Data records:
---*---
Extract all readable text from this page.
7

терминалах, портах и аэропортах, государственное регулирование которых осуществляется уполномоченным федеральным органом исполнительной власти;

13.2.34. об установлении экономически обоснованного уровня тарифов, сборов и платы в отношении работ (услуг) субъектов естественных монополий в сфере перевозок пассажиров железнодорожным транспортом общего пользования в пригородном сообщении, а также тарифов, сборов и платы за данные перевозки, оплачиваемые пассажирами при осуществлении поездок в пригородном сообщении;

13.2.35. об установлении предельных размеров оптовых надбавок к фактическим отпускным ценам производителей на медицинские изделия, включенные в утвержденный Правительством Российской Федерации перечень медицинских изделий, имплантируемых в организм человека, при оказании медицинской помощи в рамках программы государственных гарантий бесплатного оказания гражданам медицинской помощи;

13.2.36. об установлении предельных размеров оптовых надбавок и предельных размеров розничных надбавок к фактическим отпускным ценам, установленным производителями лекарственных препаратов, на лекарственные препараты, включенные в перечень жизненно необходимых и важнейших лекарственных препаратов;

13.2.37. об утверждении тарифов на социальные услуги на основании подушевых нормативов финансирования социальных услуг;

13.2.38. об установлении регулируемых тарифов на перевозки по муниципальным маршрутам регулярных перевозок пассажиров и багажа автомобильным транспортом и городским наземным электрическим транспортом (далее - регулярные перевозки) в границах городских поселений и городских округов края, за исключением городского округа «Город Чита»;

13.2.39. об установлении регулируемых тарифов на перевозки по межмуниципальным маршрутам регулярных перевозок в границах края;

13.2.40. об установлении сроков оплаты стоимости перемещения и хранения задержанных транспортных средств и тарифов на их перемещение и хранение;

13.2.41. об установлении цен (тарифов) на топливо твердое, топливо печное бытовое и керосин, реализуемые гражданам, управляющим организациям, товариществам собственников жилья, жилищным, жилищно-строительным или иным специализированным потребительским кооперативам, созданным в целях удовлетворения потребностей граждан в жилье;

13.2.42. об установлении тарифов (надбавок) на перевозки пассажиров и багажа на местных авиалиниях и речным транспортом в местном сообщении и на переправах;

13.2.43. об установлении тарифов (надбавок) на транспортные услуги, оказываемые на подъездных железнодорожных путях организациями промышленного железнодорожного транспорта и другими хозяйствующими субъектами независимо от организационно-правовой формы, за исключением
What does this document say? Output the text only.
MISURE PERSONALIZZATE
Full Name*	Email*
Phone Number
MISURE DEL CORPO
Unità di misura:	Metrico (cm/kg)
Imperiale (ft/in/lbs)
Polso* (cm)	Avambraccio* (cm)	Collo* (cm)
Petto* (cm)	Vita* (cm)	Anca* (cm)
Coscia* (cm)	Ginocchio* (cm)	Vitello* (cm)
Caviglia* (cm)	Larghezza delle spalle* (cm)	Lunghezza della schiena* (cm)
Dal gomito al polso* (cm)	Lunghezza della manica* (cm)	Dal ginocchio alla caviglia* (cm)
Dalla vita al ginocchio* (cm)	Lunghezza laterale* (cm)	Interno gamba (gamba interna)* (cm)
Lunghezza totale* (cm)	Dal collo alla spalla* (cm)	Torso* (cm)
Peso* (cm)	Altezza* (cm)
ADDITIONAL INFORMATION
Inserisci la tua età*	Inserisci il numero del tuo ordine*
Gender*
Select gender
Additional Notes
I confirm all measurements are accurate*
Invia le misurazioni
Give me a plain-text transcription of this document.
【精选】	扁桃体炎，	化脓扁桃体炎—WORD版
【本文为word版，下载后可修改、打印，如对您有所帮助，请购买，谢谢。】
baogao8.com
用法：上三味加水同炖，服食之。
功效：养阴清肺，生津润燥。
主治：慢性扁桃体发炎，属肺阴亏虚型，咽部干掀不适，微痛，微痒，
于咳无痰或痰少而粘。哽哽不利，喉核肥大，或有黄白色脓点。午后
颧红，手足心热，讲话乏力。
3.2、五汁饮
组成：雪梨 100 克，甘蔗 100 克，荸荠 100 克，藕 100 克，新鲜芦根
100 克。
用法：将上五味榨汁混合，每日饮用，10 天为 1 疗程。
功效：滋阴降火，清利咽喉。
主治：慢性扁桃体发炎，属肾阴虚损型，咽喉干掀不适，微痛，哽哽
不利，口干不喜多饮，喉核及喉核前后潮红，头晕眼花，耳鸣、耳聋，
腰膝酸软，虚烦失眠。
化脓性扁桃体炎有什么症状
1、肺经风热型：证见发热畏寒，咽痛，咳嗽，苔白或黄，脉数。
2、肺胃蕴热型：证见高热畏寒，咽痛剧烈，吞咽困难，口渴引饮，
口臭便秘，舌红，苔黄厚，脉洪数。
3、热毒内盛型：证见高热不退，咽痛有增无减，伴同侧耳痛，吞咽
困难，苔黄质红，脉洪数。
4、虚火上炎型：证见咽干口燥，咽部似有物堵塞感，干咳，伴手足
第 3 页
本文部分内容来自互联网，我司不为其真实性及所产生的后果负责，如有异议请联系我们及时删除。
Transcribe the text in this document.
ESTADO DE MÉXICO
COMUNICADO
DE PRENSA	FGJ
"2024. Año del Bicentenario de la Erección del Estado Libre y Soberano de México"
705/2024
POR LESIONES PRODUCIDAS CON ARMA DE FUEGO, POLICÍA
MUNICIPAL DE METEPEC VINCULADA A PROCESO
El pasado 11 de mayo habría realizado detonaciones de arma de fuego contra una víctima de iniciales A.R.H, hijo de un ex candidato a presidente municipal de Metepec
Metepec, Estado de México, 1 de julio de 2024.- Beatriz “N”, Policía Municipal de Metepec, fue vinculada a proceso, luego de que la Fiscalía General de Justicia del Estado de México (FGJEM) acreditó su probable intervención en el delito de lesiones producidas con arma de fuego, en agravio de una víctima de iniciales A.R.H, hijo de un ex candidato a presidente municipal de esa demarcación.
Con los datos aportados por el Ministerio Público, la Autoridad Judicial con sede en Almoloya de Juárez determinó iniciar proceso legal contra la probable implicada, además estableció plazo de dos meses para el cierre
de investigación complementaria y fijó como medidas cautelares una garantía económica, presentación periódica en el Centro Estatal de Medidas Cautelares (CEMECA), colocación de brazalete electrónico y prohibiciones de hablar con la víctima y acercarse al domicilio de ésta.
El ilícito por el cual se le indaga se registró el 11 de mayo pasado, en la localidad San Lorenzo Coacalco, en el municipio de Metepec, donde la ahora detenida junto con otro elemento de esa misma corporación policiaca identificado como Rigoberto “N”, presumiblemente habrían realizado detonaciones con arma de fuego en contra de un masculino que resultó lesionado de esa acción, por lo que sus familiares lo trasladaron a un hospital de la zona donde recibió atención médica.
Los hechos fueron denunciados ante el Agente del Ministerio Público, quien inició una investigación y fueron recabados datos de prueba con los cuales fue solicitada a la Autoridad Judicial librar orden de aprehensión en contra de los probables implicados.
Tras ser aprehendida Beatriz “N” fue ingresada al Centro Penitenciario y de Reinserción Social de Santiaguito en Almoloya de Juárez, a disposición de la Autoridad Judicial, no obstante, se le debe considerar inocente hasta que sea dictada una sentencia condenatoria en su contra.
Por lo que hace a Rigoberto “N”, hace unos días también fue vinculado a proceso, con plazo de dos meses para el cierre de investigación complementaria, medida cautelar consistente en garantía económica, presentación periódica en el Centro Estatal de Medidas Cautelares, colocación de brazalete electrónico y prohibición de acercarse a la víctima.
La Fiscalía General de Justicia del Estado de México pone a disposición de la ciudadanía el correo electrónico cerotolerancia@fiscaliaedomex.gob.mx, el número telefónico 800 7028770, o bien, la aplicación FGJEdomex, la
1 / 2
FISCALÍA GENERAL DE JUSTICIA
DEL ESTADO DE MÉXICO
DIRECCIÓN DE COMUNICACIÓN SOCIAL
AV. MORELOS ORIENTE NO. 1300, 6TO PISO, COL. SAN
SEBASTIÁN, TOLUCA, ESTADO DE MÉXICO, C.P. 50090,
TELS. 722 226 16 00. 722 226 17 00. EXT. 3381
---*---
- **TASK DETAILS**:
What is the number of lines above that hold the string "исключением"? Answer with that number alone.

- **WRITTEN RESPONSE**:
2